To be done:
Copy out each line of the data holding "поселение".

Input for this task:
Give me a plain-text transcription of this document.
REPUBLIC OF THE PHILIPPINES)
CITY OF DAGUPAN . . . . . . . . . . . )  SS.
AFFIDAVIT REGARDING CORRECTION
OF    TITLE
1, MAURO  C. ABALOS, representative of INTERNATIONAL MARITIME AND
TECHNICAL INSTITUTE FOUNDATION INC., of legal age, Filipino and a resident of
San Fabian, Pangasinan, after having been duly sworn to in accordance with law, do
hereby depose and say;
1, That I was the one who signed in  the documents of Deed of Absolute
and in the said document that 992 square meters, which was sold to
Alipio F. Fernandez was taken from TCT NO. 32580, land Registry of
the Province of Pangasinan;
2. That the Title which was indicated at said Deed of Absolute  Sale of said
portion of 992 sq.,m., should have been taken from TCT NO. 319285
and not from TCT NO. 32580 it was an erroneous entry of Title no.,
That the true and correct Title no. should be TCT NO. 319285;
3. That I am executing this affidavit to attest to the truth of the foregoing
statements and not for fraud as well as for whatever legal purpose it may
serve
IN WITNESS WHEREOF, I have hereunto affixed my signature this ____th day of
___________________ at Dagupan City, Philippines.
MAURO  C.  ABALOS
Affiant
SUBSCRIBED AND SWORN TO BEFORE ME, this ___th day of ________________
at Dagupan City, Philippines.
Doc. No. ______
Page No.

==

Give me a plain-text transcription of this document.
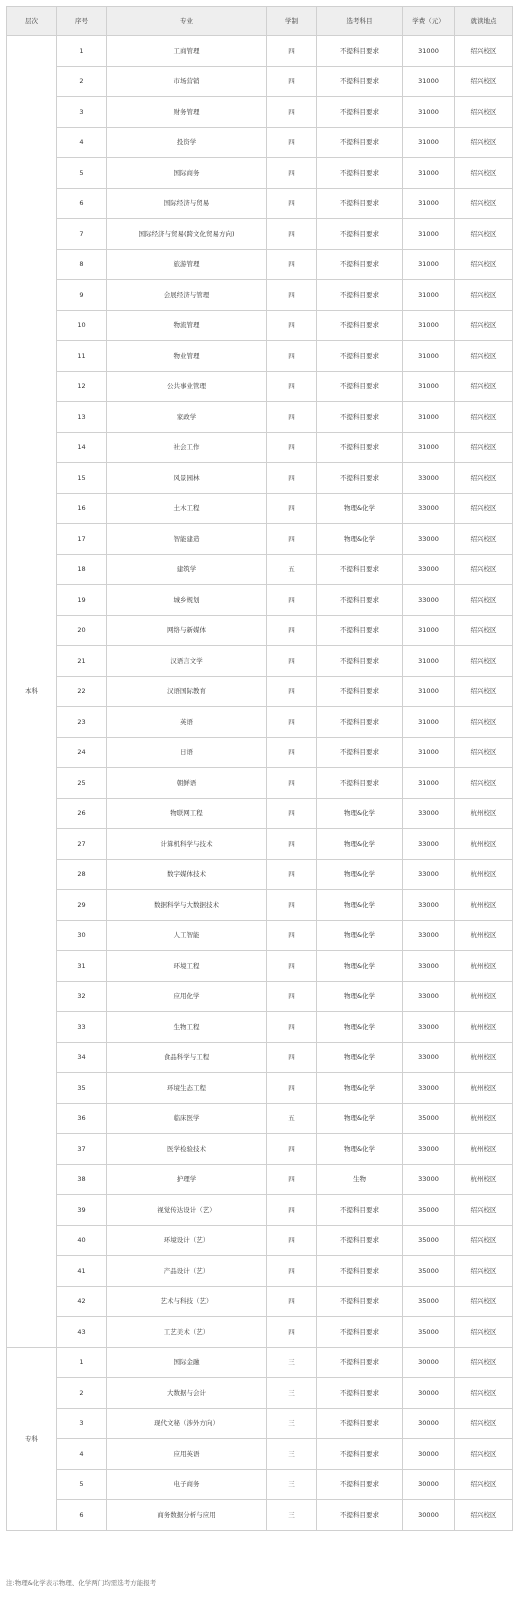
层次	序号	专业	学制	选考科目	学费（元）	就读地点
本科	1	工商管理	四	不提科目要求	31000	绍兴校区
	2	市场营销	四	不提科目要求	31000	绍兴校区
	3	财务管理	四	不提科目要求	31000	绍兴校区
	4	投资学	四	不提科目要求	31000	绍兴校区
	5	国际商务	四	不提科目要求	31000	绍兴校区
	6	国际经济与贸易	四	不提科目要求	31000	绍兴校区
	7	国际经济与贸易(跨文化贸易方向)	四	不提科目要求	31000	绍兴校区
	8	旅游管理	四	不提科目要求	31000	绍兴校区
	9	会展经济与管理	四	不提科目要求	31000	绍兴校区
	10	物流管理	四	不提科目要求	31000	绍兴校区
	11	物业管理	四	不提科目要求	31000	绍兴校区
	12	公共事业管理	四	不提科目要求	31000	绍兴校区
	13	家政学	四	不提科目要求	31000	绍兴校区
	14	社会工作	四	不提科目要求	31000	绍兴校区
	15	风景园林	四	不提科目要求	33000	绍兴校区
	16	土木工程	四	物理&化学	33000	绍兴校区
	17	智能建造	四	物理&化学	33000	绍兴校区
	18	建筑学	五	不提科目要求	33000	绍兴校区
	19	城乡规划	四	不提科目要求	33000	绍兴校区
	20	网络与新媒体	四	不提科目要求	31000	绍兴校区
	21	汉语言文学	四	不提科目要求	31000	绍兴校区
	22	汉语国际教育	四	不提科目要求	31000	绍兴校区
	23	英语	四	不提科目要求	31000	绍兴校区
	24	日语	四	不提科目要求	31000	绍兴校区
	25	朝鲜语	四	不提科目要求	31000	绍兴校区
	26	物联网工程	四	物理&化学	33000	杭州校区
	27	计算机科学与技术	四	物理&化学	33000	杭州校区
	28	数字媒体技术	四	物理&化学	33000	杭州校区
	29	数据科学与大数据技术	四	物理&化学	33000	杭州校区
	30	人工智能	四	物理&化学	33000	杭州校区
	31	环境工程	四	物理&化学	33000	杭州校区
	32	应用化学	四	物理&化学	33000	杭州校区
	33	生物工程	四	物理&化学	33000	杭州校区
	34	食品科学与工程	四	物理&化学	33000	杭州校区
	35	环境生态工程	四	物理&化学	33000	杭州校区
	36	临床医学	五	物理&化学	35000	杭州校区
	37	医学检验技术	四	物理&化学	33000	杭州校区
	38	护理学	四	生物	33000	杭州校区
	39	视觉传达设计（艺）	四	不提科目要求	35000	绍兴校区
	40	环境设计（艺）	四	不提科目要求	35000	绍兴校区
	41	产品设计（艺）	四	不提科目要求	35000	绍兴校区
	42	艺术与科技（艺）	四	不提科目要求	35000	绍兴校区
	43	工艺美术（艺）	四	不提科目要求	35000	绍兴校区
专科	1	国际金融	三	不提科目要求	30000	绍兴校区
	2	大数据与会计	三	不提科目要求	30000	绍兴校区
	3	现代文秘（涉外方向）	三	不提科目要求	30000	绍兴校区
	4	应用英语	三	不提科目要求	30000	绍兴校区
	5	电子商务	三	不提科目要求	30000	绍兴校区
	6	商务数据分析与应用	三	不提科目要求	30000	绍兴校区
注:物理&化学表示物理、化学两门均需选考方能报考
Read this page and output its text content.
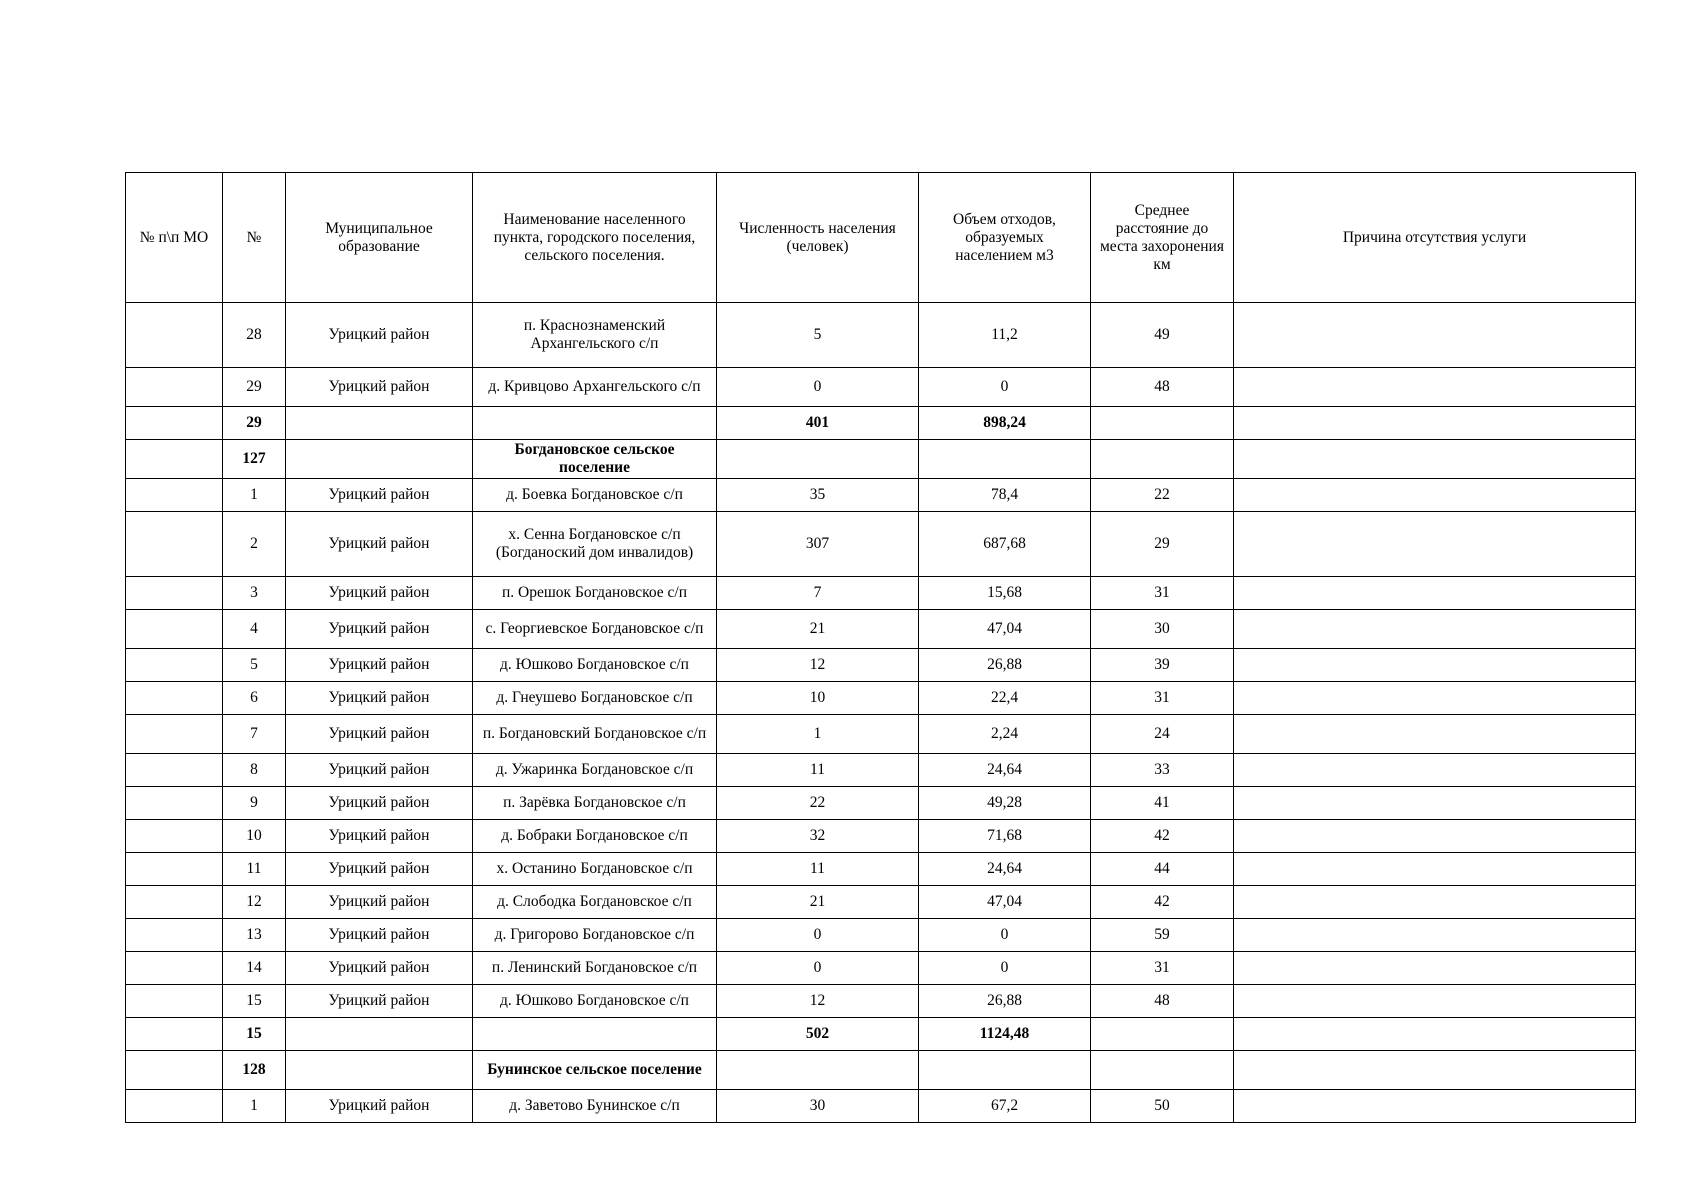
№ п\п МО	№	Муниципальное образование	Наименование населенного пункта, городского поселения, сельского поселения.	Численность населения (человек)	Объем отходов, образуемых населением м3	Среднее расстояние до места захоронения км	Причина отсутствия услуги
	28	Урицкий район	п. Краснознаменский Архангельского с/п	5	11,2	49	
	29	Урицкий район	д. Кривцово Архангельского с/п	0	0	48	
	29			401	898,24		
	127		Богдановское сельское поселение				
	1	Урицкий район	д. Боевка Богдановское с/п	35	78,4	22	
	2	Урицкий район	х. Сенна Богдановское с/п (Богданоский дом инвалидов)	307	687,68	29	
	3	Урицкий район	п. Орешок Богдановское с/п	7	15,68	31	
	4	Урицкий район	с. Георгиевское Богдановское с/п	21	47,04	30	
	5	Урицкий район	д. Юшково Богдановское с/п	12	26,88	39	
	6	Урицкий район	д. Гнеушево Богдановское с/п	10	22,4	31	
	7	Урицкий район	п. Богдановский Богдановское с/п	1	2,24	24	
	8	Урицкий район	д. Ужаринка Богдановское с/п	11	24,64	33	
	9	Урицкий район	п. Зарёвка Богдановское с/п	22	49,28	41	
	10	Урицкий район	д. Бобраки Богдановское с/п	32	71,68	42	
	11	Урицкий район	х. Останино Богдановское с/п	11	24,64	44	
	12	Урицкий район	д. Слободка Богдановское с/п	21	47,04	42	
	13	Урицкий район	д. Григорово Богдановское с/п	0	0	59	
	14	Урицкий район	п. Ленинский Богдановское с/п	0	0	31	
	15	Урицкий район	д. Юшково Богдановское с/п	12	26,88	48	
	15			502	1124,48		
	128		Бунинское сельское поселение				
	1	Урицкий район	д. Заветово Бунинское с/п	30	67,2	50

Right answer:
	127		Богдановское сельское поселение				
	128		Бунинское сельское поселение				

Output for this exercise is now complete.